● Brief: Return every line of the records below that contains the word "List".
===== Data extract
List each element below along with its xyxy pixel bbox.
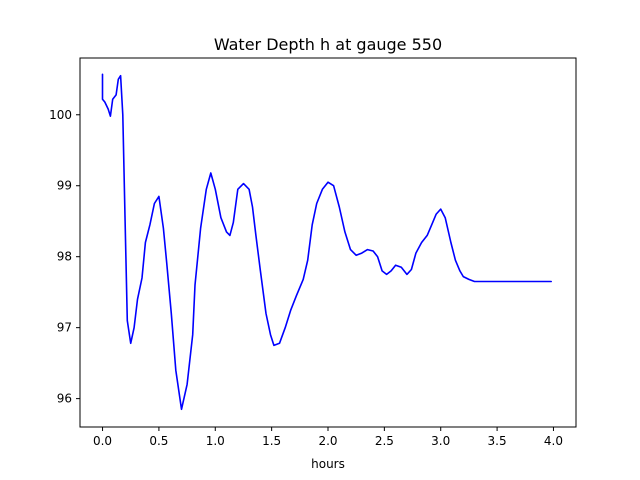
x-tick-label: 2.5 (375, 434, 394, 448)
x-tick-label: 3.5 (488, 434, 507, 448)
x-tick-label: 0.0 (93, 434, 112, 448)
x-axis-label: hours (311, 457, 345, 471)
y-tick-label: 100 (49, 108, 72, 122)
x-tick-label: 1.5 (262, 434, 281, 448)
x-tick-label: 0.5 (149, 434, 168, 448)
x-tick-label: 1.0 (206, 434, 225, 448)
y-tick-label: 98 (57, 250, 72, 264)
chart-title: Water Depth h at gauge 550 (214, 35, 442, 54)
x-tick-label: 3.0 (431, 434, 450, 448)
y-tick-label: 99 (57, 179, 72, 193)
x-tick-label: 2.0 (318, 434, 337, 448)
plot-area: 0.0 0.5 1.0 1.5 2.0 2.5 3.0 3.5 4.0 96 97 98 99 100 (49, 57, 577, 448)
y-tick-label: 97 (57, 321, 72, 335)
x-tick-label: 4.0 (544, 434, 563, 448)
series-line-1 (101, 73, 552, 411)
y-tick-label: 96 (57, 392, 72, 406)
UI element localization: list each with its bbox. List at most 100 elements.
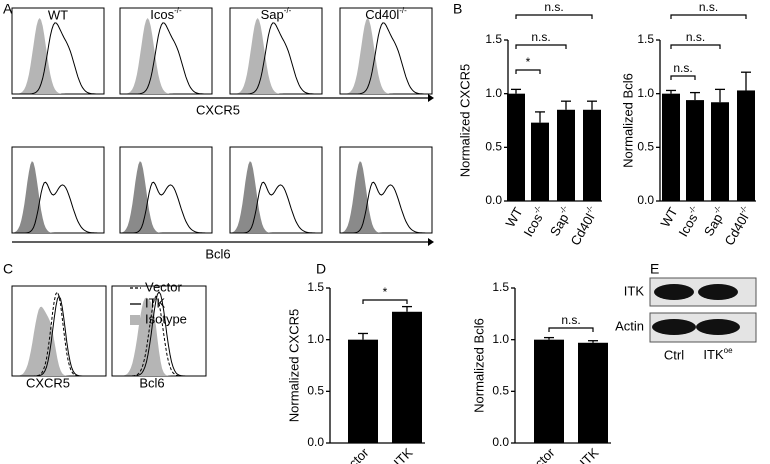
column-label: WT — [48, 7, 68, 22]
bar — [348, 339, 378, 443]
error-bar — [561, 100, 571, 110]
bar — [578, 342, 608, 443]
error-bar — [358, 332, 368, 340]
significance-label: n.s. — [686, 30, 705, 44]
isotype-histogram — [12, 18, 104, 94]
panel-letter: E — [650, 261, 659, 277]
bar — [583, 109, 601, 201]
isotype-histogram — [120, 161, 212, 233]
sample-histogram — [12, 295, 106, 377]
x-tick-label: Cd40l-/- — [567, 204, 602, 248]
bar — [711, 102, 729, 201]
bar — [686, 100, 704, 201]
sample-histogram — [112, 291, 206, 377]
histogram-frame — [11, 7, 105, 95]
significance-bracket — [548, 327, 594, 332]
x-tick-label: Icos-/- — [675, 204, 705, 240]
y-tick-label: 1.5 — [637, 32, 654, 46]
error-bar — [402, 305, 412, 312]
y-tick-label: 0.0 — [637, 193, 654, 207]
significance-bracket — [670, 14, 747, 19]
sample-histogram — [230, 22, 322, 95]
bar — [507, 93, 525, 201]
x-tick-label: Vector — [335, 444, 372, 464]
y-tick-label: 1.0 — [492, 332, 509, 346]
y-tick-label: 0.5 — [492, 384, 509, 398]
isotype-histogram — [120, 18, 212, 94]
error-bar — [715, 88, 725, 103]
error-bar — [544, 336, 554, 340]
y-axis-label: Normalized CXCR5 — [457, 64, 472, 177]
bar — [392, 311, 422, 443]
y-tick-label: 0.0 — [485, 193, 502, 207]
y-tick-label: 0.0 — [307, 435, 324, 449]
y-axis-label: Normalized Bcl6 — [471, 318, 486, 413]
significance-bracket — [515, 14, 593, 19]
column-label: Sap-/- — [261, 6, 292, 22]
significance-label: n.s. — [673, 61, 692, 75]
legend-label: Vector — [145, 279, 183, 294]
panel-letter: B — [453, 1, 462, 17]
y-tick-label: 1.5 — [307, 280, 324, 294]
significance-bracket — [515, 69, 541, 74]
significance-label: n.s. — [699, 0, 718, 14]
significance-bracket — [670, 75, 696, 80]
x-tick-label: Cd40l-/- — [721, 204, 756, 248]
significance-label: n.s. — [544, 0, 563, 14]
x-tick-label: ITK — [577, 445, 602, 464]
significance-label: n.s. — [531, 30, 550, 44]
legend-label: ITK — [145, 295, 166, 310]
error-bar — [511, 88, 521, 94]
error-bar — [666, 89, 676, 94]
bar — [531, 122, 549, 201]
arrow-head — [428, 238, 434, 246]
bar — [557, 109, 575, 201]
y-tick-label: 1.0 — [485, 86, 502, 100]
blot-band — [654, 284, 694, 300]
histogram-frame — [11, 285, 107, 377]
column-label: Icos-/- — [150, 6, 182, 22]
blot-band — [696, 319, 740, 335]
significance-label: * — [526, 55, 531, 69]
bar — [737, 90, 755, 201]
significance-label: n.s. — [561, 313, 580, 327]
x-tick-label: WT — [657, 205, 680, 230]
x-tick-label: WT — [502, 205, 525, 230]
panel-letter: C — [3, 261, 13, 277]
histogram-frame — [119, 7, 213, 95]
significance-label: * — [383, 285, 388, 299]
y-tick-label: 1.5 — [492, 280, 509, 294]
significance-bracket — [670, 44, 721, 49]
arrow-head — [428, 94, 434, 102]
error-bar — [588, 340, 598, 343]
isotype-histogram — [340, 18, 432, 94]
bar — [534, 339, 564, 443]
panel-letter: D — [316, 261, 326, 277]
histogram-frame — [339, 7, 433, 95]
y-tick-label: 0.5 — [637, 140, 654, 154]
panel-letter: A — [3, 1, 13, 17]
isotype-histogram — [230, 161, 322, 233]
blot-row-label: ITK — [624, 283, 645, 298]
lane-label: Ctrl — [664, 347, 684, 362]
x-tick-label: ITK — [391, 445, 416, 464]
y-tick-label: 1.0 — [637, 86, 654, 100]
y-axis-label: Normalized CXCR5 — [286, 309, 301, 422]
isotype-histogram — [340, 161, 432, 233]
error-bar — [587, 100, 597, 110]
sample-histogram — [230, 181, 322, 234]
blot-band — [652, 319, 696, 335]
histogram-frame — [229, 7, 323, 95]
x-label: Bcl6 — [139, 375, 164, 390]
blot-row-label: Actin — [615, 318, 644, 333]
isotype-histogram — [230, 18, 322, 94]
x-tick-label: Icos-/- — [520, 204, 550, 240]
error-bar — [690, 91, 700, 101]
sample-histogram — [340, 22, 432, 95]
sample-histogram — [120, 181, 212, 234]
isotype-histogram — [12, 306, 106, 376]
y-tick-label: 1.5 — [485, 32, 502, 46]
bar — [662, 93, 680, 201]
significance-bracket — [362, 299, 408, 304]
==========
● In response:
List each element below along with its xyxy pixel bbox.
UI element localization: list each with its bbox. List at most 100 elements.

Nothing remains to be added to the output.